- _Collection entries_:
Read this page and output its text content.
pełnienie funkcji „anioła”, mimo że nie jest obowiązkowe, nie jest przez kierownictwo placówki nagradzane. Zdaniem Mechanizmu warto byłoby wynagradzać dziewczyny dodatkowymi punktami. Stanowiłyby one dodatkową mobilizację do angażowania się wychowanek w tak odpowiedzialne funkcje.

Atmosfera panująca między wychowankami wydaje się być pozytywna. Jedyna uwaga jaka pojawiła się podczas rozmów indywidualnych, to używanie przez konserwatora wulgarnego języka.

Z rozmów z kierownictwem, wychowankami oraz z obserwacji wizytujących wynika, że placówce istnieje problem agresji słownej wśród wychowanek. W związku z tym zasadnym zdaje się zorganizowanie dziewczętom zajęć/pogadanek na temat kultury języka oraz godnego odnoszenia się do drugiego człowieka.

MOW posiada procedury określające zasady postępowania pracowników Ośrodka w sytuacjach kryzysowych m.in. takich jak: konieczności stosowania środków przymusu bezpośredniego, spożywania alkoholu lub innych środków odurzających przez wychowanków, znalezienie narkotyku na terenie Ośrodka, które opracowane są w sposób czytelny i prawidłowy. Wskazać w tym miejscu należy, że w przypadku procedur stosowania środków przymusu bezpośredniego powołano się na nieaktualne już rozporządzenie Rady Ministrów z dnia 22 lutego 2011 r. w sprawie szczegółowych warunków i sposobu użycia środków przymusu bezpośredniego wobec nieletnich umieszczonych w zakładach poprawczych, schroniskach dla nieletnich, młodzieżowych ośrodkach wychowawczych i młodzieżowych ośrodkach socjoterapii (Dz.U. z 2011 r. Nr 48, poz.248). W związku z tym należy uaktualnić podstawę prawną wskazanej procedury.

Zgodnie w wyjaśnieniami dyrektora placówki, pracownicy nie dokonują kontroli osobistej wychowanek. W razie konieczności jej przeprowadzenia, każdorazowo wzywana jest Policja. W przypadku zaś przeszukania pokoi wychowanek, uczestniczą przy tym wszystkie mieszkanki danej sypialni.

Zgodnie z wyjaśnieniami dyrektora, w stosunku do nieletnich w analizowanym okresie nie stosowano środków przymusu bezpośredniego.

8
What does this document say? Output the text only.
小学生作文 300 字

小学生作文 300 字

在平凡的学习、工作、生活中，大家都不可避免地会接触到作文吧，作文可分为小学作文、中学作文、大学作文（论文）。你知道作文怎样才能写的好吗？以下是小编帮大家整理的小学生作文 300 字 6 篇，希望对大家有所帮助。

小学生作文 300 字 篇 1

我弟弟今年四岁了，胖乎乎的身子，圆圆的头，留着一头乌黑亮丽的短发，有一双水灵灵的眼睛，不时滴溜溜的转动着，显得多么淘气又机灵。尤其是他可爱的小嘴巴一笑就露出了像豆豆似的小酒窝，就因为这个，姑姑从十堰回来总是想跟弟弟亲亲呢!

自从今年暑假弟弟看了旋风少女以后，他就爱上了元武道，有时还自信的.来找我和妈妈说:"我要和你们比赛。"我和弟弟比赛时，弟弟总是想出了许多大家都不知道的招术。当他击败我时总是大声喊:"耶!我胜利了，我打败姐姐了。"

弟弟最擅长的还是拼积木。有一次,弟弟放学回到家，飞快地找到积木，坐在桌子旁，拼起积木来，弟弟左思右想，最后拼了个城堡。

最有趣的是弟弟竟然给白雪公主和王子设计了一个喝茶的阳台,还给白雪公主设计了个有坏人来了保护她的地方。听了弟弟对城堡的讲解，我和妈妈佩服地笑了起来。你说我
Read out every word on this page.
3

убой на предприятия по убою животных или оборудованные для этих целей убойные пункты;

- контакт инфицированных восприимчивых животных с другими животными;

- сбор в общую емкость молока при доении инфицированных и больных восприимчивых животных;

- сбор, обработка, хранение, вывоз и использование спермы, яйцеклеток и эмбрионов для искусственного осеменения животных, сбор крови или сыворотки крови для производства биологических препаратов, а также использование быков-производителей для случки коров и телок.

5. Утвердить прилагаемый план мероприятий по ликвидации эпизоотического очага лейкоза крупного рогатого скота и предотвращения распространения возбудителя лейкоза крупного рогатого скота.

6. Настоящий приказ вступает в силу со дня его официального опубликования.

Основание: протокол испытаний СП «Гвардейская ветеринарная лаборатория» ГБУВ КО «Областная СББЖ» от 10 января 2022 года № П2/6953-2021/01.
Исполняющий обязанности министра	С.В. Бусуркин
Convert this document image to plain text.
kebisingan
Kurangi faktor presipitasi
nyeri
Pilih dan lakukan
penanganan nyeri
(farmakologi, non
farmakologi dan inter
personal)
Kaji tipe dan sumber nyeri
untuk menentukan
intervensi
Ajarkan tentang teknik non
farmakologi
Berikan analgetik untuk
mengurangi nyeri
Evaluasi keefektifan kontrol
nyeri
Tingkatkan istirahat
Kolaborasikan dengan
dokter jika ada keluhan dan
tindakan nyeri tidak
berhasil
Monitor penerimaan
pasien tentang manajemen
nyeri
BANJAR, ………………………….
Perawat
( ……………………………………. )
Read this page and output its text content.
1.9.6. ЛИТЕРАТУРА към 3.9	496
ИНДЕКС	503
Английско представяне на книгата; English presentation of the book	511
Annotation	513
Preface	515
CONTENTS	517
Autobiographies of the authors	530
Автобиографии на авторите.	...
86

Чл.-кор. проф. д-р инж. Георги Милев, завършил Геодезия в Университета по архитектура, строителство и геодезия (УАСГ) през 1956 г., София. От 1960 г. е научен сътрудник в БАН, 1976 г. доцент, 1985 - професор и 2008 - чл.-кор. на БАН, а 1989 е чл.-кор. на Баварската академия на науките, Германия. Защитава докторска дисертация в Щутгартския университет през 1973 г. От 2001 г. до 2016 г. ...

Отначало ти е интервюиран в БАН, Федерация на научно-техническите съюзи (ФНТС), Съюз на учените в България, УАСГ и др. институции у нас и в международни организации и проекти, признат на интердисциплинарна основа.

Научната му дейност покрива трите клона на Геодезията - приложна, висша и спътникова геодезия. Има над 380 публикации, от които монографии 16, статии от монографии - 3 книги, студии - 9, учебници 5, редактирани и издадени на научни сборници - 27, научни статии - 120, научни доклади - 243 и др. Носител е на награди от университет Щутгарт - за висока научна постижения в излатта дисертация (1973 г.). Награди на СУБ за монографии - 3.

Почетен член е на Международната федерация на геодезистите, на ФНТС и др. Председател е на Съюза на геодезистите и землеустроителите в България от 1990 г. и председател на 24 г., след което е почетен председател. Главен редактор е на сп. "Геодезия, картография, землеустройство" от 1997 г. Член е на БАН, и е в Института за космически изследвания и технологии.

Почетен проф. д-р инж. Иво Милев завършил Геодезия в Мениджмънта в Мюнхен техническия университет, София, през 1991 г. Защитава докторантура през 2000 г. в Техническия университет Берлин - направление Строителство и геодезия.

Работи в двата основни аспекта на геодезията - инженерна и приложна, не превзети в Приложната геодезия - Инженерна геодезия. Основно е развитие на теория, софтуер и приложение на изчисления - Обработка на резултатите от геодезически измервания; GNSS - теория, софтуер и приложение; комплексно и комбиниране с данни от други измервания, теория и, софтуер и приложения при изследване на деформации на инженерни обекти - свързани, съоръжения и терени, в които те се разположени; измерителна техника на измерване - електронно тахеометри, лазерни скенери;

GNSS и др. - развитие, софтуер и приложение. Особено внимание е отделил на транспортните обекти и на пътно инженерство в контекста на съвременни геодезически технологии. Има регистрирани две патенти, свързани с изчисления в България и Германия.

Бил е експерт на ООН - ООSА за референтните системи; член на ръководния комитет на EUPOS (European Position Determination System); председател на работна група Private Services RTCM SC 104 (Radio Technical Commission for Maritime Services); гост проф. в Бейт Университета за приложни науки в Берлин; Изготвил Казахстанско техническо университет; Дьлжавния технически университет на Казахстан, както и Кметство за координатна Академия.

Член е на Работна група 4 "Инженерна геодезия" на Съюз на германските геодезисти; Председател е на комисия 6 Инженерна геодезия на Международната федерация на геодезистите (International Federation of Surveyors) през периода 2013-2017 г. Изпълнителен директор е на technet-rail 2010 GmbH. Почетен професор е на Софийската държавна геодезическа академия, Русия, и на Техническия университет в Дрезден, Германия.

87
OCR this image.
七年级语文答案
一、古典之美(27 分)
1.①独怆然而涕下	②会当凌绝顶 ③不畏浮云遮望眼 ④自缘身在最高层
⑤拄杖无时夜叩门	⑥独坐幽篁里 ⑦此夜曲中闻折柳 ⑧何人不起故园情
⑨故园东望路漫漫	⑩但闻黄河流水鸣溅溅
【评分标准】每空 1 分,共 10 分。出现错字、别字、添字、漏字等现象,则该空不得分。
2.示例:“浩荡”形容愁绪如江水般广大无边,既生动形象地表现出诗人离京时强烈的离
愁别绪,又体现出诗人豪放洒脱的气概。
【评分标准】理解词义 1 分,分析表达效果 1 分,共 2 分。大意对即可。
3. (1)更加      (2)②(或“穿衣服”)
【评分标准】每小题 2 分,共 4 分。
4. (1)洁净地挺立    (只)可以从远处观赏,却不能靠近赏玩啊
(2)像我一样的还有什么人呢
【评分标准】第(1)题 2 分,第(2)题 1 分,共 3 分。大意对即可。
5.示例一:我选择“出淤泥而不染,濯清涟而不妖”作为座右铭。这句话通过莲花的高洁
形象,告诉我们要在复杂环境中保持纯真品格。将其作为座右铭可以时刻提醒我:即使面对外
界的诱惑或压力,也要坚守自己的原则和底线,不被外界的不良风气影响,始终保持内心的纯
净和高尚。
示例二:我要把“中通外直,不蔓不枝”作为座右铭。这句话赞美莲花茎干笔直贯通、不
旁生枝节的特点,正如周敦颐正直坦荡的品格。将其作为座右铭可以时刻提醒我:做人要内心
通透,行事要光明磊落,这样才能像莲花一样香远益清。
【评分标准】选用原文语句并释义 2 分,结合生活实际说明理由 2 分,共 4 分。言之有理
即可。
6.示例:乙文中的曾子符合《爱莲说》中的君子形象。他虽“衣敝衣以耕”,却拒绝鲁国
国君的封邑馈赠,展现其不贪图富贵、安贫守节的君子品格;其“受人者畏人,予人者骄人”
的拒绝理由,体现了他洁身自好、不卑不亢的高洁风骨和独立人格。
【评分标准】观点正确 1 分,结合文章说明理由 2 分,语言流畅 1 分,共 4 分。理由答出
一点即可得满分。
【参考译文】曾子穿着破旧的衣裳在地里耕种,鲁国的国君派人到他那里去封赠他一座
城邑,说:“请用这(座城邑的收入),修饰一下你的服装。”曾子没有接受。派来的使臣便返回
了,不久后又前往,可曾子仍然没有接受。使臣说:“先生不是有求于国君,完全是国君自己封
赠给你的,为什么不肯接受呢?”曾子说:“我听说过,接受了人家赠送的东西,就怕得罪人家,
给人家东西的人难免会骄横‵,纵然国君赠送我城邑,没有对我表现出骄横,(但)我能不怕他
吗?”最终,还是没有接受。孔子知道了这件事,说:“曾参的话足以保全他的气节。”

- _DIRECTIONS_: Reproduce only the lines running from the one with "OCR this image." through the final line of the listing above, both ends included.

- _EXPECTED OUTPUT_:
OCR this image.
七年级语文答案
一、古典之美(27 分)
1.①独怆然而涕下	②会当凌绝顶 ③不畏浮云遮望眼 ④自缘身在最高层
⑤拄杖无时夜叩门	⑥独坐幽篁里 ⑦此夜曲中闻折柳 ⑧何人不起故园情
⑨故园东望路漫漫	⑩但闻黄河流水鸣溅溅
【评分标准】每空 1 分,共 10 分。出现错字、别字、添字、漏字等现象,则该空不得分。
2.示例:“浩荡”形容愁绪如江水般广大无边,既生动形象地表现出诗人离京时强烈的离
愁别绪,又体现出诗人豪放洒脱的气概。
【评分标准】理解词义 1 分,分析表达效果 1 分,共 2 分。大意对即可。
3. (1)更加      (2)②(或“穿衣服”)
【评分标准】每小题 2 分,共 4 分。
4. (1)洁净地挺立    (只)可以从远处观赏,却不能靠近赏玩啊
(2)像我一样的还有什么人呢
【评分标准】第(1)题 2 分,第(2)题 1 分,共 3 分。大意对即可。
5.示例一:我选择“出淤泥而不染,濯清涟而不妖”作为座右铭。这句话通过莲花的高洁
形象,告诉我们要在复杂环境中保持纯真品格。将其作为座右铭可以时刻提醒我:即使面对外
界的诱惑或压力,也要坚守自己的原则和底线,不被外界的不良风气影响,始终保持内心的纯
净和高尚。
示例二:我要把“中通外直,不蔓不枝”作为座右铭。这句话赞美莲花茎干笔直贯通、不
旁生枝节的特点,正如周敦颐正直坦荡的品格。将其作为座右铭可以时刻提醒我:做人要内心
通透,行事要光明磊落,这样才能像莲花一样香远益清。
【评分标准】选用原文语句并释义 2 分,结合生活实际说明理由 2 分,共 4 分。言之有理
即可。
6.示例:乙文中的曾子符合《爱莲说》中的君子形象。他虽“衣敝衣以耕”,却拒绝鲁国
国君的封邑馈赠,展现其不贪图富贵、安贫守节的君子品格;其“受人者畏人,予人者骄人”
的拒绝理由,体现了他洁身自好、不卑不亢的高洁风骨和独立人格。
【评分标准】观点正确 1 分,结合文章说明理由 2 分,语言流畅 1 分,共 4 分。理由答出
一点即可得满分。
【参考译文】曾子穿着破旧的衣裳在地里耕种,鲁国的国君派人到他那里去封赠他一座
城邑,说:“请用这(座城邑的收入),修饰一下你的服装。”曾子没有接受。派来的使臣便返回
了,不久后又前往,可曾子仍然没有接受。使臣说:“先生不是有求于国君,完全是国君自己封
赠给你的,为什么不肯接受呢?”曾子说:“我听说过,接受了人家赠送的东西,就怕得罪人家,
给人家东西的人难免会骄横‵,纵然国君赠送我城邑,没有对我表现出骄横,(但)我能不怕他
吗?”最终,还是没有接受。孔子知道了这件事,说:“曾参的话足以保全他的气节。”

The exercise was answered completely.